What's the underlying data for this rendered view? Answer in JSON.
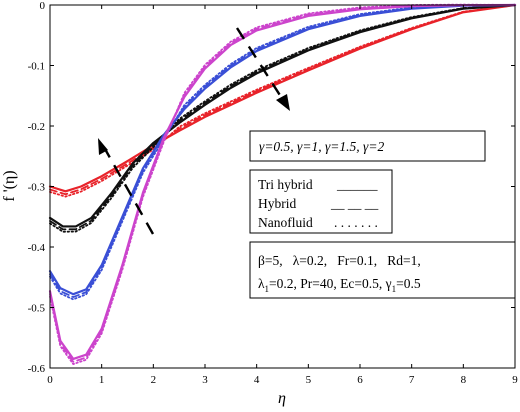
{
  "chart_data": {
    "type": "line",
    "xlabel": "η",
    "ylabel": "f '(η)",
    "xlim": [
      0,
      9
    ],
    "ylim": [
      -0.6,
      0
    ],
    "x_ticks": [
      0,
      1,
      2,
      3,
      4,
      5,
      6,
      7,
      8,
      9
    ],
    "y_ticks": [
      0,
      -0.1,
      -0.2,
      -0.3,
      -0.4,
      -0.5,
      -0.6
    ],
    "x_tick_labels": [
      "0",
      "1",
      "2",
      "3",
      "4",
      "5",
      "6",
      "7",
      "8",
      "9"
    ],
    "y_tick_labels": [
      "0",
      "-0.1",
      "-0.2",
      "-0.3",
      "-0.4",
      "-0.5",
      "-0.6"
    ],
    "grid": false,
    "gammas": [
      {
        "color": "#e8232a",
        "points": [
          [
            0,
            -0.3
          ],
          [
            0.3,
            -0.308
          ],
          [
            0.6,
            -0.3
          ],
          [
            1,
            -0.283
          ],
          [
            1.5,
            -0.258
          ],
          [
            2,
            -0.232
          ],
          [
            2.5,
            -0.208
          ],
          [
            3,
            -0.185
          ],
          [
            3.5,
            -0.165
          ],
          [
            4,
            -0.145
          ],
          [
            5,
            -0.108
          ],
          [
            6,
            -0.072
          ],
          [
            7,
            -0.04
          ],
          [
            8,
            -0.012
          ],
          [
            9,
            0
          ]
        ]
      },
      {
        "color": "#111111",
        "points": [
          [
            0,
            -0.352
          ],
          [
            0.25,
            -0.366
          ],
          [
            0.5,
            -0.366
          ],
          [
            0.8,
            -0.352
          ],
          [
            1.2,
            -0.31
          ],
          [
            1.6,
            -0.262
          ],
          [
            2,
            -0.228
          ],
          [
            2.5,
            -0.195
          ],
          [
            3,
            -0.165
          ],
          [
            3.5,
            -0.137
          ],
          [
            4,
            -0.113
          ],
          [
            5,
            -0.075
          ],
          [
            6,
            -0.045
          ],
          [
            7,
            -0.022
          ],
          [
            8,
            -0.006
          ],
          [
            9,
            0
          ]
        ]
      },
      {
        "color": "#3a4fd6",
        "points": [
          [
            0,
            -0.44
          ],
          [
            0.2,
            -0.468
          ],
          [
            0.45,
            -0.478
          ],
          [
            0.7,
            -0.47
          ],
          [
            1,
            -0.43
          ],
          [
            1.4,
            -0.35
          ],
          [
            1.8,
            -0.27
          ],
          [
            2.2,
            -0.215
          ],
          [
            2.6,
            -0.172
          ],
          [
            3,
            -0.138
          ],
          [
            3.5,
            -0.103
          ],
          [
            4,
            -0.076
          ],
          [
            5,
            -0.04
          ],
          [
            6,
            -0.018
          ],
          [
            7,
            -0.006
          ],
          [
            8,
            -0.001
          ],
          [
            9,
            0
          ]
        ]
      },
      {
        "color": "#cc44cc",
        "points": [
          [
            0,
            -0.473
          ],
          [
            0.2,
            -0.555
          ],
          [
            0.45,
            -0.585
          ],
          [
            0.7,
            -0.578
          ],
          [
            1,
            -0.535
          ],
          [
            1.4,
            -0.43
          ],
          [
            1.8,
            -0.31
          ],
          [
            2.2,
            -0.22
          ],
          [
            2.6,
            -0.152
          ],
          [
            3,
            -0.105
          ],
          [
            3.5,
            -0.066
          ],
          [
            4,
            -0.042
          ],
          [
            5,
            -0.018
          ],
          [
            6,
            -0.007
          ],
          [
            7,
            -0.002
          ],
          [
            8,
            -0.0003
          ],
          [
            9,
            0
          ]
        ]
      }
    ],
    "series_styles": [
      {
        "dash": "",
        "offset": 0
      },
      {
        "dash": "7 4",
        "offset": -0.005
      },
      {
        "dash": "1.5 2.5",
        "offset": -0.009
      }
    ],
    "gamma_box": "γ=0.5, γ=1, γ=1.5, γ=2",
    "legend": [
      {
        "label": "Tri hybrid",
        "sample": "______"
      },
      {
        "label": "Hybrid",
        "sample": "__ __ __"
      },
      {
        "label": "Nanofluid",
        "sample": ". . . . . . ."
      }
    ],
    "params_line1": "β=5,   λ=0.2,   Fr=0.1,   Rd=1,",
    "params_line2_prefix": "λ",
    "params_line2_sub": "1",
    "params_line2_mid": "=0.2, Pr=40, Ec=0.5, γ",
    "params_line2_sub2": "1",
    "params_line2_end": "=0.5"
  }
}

——————

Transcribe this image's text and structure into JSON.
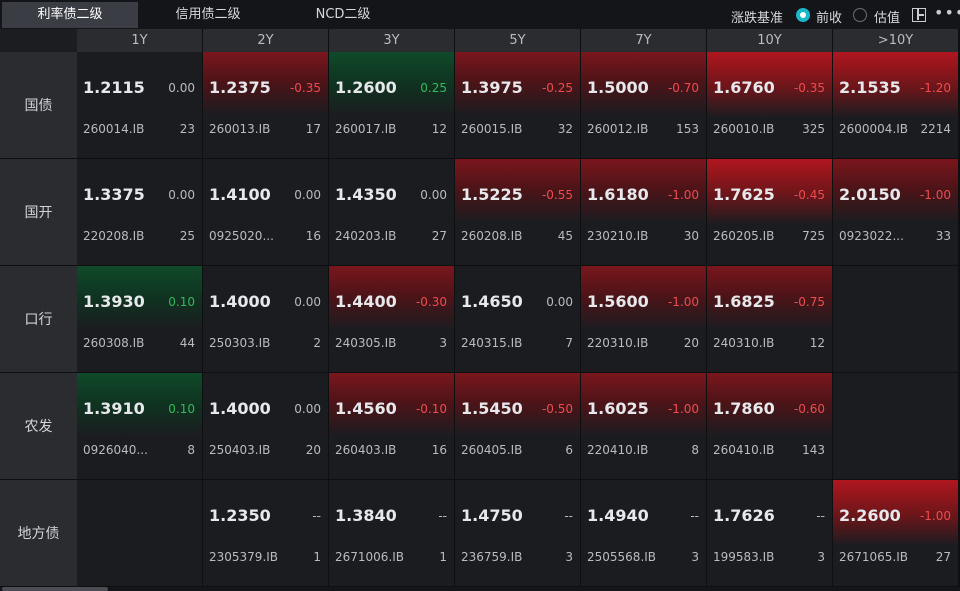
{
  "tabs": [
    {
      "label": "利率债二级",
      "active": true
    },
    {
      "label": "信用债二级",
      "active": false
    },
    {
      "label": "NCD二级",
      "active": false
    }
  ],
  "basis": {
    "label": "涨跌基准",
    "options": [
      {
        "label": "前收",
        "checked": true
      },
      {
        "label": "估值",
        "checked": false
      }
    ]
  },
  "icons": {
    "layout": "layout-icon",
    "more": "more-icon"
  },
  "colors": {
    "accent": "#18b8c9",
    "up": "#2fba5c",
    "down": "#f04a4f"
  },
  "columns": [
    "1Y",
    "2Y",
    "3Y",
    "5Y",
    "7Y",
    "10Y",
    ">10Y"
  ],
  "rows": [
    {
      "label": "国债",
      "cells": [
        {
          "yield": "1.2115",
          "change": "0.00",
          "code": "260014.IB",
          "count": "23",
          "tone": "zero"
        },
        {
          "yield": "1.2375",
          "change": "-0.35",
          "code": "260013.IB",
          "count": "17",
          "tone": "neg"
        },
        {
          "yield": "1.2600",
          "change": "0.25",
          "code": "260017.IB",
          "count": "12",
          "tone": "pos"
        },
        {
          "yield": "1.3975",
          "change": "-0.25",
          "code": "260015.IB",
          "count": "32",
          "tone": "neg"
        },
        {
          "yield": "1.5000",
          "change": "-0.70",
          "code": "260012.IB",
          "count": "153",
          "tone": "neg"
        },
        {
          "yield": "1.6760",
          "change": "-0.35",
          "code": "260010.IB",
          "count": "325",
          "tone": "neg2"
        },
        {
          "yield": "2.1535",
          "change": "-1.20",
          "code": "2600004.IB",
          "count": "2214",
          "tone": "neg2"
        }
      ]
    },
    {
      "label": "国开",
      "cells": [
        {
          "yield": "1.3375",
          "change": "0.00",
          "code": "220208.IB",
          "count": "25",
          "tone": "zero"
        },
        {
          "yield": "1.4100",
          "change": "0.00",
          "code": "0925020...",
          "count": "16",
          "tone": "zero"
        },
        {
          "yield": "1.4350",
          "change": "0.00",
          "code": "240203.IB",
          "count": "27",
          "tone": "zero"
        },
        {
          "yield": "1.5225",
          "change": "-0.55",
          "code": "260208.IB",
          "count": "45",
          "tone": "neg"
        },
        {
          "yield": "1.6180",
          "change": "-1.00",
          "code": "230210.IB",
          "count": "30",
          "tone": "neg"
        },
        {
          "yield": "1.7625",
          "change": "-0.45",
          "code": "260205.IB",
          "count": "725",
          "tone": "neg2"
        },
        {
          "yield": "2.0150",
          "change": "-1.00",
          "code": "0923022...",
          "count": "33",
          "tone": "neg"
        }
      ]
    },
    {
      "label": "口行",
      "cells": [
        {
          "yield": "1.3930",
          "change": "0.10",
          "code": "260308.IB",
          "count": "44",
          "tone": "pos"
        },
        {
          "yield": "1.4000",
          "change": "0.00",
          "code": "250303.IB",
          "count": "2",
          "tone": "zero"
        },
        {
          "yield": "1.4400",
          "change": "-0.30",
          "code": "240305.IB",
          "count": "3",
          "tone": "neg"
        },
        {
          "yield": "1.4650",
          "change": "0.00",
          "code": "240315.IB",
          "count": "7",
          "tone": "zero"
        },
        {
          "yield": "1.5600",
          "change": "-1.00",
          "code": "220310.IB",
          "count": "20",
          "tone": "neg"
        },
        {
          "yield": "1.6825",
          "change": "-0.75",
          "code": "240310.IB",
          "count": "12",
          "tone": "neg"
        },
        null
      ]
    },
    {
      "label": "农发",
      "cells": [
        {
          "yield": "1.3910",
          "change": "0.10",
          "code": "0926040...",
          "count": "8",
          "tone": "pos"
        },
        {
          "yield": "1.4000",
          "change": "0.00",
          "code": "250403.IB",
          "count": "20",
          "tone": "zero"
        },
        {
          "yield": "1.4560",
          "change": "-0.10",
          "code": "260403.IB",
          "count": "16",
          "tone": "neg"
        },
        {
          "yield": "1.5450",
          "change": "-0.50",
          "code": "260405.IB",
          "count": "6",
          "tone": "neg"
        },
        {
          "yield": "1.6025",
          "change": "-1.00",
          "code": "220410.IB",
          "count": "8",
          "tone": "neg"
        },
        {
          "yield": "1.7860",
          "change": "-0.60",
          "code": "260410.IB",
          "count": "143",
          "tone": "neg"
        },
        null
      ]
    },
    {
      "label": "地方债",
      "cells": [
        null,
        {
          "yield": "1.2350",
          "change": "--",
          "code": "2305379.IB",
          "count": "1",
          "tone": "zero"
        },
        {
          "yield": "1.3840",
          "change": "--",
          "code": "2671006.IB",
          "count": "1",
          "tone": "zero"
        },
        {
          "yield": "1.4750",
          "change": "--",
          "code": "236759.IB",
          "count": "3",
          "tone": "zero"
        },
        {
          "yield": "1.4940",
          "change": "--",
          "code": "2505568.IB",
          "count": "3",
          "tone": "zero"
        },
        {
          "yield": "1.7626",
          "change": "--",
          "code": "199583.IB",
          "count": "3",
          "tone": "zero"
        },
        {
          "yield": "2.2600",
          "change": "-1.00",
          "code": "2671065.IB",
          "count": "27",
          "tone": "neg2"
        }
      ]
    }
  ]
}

——————

Sift through the entries and copy every line with "JSON".

Completed exercise →
What's the underlying data for this rendered view? Answer in JSON.
Transcribe this image's text and structure into JSON.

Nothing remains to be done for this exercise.